> [Reading text]
########

After curing, the coated substrate is cooled and removed from the vacuum table. Individual emblem or plaque shapes are stamped out by a cutting die around the particular emblem or plaque shape. It has been found that by preventing the coated substrate from bowing while die cutting the decorative shape it is possible to obtain a shape which is essentially flat (except in areas where the shape has been pre-embossed to give depth to the decorative pattern) and which has a sharp vertical edge which resists delamination and provides good eather and wear resistance. In accordance with the invention the shapes are cut from the coated, laminated substrate using a die set such as that illustrated in FIGS. 4 or 5. The die sets shown in FIGS. 4 and 5 are 2-working station sets wherein the coated substrate moves from right to left in the figures. It will be clear that using separate dies for the die cutting and ejecting operations discussed below is equivalent to the 2-working station die sets illustrated. Furthermore, it will be evident that the ejecting operation could be performed manually without a die set.
As background, a conventional cutting die set is shown in FIG. 3A. This die set comprises a punch holder 40 which is mounted in die cutting relation with a die holder 42. Punch holder 40 is coupled to a press ram (not shown) by shank 43, and die holder 42 is clamped or otherwise mounted to the press bed at ears 45. The punch holder 40 and die holder 42 are aligned by a plurality of guide posts and guide bushings (not shown). Typically the press is mechanically actuated but a hydraulic press may also be used. A male punch 46 is mounted on the punch holder 40 with a surrounding stripper plate 44. The plate 44 contiguously frames the male punch 46 and is mounted for resilient reciprocation on a set of spring-shoulder screw assemblies comprising die springs 49 and 51 carried on shoulder screws or stripper bolts 48 and 50. In FIGS. 3A and 3B, two shoulder screws are shown, another pair of shoulder screws, located on the back side of the stripper plate is not seen in this schematic sectional view. A threaded connection is provided between the plungers 48 and 50 and the stripper plate 44. The stripper plate 44 holds the substrate in place during the cutting operation and cleans any selvage clinging to the punch 46. The position of the stripper plate may be lowered or raised by inserting a shim under the shoulder or body of the shoulder screw. To increase spring pressure, a shim may be inserted under the die spring or a higher pressure die spring can be used.
Die holder 42 carries a female die 54 having a cutting edge 56, a die face 58 and a female die cavity 60. The female die 54 is positioned on the die holder 42 such that the female die cavity 60 opens on an outlet passage 62 formed in the holder 42.

########

> [Required tasks]
A: According to the die-cutting text, why should the coated substrate be kept from bowing while the decorative shape is die cut?
B: In the die-cutting text, rewrite the part that opens with "Die holder 42 carries" and closes with "the holder 42.", changing "die face" to "die surface".
The rows come from a different source than the text.

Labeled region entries
########

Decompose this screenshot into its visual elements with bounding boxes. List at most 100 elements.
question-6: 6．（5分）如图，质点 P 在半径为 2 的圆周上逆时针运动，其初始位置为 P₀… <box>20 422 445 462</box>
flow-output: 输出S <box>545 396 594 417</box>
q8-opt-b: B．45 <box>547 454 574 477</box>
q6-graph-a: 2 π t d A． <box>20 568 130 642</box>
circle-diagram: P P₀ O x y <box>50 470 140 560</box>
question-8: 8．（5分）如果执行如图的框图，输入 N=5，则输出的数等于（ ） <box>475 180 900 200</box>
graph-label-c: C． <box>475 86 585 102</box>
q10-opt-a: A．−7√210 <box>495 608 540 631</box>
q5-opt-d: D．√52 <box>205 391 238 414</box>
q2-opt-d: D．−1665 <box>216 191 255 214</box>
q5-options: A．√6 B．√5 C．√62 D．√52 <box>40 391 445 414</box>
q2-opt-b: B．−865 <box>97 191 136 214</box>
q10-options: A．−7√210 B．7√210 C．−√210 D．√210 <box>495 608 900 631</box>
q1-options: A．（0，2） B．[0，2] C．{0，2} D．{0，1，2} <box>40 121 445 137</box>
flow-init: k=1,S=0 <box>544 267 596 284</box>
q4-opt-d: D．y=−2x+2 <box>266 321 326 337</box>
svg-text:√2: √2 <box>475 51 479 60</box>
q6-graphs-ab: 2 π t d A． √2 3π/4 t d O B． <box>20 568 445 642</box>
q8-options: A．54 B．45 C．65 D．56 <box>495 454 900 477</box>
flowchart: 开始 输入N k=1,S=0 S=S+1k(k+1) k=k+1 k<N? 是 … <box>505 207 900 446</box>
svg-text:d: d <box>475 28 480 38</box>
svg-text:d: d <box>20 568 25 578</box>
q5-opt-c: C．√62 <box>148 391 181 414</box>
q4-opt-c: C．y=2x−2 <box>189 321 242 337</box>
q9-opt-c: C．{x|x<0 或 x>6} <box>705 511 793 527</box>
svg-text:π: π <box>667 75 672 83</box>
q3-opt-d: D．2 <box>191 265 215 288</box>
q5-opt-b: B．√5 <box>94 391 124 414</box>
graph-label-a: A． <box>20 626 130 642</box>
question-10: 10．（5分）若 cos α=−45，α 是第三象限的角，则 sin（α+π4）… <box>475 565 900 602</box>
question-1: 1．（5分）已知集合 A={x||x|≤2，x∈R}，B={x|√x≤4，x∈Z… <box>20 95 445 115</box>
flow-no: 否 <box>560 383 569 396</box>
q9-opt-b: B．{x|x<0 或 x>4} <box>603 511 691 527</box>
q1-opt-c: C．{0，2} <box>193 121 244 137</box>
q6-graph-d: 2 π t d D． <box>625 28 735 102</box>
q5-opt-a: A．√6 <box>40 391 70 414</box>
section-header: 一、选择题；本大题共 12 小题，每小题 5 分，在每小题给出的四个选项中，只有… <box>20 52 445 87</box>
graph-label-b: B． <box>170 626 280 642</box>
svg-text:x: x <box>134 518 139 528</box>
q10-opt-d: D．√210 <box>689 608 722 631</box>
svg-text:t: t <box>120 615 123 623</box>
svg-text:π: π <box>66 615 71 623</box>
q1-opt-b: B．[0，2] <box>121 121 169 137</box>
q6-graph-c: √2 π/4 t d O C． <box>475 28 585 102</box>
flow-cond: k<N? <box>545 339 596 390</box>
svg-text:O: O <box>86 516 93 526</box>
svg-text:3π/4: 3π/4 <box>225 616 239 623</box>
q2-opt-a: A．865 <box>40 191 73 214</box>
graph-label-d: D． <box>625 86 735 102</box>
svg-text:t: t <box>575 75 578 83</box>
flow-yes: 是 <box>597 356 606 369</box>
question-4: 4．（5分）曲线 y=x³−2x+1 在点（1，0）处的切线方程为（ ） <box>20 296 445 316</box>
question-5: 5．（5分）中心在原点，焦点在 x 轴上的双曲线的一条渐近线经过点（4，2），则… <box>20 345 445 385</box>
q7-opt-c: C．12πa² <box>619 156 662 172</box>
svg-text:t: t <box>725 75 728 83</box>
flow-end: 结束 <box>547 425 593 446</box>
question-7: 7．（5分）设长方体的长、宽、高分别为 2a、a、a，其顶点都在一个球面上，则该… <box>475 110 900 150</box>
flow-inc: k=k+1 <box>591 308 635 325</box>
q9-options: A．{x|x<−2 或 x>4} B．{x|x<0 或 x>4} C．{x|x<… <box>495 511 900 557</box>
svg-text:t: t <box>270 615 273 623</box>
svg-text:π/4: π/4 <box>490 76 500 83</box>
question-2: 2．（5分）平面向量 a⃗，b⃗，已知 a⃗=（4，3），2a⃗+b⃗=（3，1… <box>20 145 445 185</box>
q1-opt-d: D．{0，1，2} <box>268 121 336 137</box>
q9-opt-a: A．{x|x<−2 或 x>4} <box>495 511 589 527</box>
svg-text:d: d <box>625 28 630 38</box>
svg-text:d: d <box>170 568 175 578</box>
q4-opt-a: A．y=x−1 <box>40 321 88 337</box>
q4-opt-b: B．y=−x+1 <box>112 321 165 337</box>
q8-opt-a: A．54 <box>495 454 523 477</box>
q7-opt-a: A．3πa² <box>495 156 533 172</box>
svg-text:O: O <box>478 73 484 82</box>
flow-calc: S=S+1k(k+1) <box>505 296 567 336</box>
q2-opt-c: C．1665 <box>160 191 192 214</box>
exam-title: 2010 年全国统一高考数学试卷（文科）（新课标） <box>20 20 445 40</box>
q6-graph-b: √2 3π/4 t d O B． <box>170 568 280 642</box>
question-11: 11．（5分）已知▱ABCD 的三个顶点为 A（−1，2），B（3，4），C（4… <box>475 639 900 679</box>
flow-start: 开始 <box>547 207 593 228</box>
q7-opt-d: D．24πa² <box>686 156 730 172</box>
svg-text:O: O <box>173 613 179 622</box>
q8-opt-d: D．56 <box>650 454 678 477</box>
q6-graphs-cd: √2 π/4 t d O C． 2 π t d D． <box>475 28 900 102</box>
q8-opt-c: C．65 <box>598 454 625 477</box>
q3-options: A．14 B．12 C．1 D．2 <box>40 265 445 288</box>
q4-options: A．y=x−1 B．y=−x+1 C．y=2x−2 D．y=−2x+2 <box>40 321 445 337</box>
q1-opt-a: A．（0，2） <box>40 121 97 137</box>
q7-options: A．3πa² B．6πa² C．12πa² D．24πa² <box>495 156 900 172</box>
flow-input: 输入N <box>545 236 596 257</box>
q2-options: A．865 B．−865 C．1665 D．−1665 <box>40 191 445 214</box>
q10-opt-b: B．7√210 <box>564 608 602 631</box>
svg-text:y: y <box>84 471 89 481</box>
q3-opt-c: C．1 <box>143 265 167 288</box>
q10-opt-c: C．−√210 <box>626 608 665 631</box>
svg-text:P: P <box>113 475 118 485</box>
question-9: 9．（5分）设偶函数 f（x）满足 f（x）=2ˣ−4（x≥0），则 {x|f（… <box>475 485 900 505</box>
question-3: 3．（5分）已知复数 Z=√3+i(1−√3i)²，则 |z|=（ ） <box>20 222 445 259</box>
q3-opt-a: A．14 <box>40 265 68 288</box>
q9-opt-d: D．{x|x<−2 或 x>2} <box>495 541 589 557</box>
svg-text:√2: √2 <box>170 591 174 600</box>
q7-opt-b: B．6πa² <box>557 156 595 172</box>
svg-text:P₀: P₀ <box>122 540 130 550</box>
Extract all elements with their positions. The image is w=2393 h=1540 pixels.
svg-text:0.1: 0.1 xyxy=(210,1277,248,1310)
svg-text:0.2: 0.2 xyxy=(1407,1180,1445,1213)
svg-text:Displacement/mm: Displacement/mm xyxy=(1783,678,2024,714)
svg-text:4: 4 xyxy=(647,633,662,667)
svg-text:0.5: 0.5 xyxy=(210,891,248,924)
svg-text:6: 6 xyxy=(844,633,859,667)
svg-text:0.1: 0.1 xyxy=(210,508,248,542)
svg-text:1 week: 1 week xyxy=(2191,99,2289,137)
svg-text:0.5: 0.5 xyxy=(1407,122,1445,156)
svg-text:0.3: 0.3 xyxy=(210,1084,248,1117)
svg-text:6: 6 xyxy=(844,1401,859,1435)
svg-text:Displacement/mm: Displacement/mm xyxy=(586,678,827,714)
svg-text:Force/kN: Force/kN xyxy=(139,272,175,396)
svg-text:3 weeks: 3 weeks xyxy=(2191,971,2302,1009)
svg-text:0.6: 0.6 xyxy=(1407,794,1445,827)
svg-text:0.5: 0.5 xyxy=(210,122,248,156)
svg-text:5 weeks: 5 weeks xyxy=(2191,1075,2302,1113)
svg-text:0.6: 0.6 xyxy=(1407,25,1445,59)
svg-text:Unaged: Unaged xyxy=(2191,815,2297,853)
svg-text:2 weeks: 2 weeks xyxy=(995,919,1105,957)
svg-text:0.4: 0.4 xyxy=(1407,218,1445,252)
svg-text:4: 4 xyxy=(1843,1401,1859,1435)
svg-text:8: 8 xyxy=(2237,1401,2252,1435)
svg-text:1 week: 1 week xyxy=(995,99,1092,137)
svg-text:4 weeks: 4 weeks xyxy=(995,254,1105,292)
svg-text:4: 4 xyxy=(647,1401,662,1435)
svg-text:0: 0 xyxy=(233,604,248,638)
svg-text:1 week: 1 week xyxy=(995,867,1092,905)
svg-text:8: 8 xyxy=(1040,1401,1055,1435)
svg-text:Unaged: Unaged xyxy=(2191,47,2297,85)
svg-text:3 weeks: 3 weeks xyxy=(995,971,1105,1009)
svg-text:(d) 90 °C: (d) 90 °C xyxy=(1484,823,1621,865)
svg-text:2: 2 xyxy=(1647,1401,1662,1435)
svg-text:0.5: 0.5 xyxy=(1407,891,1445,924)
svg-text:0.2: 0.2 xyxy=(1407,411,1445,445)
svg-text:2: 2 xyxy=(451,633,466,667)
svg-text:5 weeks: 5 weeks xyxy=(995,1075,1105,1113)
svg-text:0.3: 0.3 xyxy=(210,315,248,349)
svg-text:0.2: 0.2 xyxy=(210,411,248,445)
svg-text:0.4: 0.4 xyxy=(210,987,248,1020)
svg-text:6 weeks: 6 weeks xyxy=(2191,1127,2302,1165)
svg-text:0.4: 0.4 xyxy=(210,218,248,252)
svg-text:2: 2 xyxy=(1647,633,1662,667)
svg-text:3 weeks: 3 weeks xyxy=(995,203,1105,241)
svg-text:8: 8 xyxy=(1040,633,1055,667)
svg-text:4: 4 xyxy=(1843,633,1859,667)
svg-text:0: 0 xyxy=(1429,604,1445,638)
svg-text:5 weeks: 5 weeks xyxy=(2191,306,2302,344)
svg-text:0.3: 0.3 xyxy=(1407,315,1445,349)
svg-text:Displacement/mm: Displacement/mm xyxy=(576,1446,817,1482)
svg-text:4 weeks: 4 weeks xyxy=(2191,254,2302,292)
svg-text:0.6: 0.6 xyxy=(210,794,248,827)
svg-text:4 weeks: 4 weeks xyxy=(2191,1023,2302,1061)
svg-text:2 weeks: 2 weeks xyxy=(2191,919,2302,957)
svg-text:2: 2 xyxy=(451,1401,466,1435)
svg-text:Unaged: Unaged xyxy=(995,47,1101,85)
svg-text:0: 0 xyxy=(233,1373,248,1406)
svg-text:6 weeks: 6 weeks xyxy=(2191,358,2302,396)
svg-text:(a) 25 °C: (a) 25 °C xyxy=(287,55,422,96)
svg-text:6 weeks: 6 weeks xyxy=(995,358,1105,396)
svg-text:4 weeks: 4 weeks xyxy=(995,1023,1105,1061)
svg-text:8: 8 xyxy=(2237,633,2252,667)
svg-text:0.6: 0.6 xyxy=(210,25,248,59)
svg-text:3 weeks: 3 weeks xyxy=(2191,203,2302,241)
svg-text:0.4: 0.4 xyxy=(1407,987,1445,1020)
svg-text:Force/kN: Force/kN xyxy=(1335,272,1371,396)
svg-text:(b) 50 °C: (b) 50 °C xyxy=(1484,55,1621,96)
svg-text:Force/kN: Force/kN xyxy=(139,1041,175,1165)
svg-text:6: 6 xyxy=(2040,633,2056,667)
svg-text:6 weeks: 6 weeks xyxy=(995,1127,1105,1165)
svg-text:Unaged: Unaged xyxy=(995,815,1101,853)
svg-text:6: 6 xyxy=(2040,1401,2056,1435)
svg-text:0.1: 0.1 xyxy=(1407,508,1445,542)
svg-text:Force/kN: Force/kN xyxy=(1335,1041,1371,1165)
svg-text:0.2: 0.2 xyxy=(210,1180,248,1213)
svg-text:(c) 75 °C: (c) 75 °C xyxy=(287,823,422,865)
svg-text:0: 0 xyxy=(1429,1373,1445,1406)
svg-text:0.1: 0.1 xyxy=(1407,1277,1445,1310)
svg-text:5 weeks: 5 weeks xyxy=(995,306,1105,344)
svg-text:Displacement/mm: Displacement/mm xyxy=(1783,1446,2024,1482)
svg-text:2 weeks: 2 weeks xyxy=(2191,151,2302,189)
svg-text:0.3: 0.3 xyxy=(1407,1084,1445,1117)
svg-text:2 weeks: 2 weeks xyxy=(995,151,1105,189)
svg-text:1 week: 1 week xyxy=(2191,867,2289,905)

########

> [Solved tasks]
A: Preventing the bowing makes it possible to obtain a shape that is essentially flat, except where it has been pre-embossed for depth. The shape also gets a sharp vertical edge that resists delamination and gives good weather and wear resistance.

B:
Die holder 42 carries a female die 54 having a cutting edge 56, a die surface 58 and a female die cavity 60. The female die 54 is positioned on the die holder 42 such that the female die cavity 60 opens on an outlet passage 62 formed in the holder 42.